* _TAREFA_: Transcreva sem nenhuma alteração a parte do trecho abaixo sobre os relógios da Mormaii que começa nas palavras "Durante muito tempo, os" e termina depois de "dos anos 2000.".

* _TRECHO_:
---+---

Durante muito tempo, os relógios tradicionais pareciam caminhar para um papel secundário diante da popularização dos smartwatches. Mas, enquanto a tecnologia assumia o protagonismo da categoria, outro movimento crescia silenciosamente: a valorização dos acessórios como expressão de identidade. É nesse cenário que a Mormaii aposta na nostalgia para fortalecer sua presença no mercado, lançando uma nova coleção inspirada nas décadas de 1980, 1990 e no início dos anos 2000.
A estratégia não surge por acaso. Depois de registrar faturamento de R$ 27,4 milhões com relógios tradicionais em 2025, a marca projeta crescimento de 12% nas vendas da categoria em 2026. Mais do que acompanhar uma tendência estética, o lançamento da linha Vintage revela como memória afetiva e autenticidade passaram a ocupar espaço central nas decisões de consumo.

---+---

* _LINHAS FORNECIDAS_:
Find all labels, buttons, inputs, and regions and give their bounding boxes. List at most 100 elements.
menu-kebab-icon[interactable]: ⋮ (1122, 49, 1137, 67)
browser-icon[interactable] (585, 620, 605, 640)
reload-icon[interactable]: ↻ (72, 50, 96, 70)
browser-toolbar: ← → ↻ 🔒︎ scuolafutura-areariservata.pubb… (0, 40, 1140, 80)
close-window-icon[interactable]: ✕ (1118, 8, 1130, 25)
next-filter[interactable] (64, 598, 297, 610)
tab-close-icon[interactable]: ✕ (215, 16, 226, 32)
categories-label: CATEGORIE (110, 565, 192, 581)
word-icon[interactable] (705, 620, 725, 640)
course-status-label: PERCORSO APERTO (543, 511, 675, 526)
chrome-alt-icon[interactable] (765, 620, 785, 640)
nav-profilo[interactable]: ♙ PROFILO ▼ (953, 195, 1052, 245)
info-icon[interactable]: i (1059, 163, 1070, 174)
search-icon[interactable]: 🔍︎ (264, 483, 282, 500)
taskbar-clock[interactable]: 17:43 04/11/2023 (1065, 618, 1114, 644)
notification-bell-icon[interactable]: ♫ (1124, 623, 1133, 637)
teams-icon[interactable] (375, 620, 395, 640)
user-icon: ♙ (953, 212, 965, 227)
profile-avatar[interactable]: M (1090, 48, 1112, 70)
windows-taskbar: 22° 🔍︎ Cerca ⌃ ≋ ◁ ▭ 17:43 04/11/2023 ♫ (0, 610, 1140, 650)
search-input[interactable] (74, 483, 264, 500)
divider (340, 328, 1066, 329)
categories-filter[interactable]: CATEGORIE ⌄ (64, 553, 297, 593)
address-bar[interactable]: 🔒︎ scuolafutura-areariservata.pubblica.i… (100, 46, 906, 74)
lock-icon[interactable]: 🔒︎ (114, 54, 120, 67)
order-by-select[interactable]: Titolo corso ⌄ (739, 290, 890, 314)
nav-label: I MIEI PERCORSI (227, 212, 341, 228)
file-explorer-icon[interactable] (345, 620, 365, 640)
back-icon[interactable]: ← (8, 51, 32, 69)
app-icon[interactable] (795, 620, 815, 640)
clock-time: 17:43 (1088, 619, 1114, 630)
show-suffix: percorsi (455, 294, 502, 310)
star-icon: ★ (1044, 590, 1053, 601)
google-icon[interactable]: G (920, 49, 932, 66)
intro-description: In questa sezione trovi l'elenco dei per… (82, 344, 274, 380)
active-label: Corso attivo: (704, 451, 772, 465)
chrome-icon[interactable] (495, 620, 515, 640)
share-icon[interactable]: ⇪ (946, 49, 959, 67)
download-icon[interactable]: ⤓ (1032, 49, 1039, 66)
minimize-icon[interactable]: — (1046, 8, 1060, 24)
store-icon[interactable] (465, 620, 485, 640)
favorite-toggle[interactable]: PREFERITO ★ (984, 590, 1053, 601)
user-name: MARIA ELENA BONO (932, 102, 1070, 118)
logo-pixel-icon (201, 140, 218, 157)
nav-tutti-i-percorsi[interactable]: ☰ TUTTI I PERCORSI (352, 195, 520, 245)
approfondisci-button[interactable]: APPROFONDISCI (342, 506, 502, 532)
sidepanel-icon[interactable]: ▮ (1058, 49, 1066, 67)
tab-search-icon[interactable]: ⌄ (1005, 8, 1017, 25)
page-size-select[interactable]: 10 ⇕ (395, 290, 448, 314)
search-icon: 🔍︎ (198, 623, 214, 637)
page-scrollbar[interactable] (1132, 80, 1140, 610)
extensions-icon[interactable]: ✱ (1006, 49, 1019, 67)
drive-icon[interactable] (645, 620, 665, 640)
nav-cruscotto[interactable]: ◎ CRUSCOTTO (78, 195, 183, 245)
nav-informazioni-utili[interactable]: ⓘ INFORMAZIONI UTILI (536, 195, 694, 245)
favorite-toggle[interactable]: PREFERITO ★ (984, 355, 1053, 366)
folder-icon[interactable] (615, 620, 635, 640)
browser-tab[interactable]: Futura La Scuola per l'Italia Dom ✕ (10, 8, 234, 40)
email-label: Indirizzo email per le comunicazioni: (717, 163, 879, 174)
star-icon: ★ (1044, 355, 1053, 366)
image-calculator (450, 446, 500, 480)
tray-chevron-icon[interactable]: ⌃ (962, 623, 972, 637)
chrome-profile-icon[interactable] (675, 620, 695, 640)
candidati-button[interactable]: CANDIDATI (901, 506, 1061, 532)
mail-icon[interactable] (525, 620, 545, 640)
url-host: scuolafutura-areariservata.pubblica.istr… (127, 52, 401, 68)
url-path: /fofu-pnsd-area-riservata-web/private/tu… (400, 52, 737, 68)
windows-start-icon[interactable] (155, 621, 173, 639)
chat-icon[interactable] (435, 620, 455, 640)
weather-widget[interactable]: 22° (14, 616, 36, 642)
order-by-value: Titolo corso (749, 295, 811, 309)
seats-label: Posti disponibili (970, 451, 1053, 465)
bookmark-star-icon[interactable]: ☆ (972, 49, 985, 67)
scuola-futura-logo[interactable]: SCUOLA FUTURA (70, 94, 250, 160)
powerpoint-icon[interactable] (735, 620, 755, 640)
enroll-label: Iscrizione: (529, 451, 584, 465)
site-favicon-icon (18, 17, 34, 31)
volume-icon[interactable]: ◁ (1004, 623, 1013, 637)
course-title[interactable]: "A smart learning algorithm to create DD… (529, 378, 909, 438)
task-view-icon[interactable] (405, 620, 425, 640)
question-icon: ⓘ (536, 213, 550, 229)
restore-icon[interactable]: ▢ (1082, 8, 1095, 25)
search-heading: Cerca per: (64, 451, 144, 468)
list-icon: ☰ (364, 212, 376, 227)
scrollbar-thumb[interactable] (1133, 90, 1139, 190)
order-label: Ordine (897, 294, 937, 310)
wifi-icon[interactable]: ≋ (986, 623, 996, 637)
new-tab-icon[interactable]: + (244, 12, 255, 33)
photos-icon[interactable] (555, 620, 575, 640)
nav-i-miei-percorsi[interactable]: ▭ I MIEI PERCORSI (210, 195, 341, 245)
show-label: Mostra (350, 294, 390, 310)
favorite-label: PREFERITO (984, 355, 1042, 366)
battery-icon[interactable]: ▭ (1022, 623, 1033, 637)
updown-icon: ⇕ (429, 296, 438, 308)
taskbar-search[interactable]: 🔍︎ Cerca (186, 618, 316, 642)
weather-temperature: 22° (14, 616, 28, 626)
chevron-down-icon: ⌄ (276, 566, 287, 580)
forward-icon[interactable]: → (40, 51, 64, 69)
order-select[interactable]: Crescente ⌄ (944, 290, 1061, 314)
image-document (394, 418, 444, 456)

---+---

* _RESPOSTA_:
Durante muito tempo, os relógios tradicionais pareciam caminhar para um papel secundário diante da popularização dos smartwatches. Mas, enquanto a tecnologia assumia o protagonismo da categoria, outro movimento crescia silenciosamente: a valorização dos acessórios como expressão de identidade. É nesse cenário que a Mormaii aposta na nostalgia para fortalecer sua presença no mercado, lançando uma nova coleção inspirada nas décadas de 1980, 1990 e no início dos anos 2000.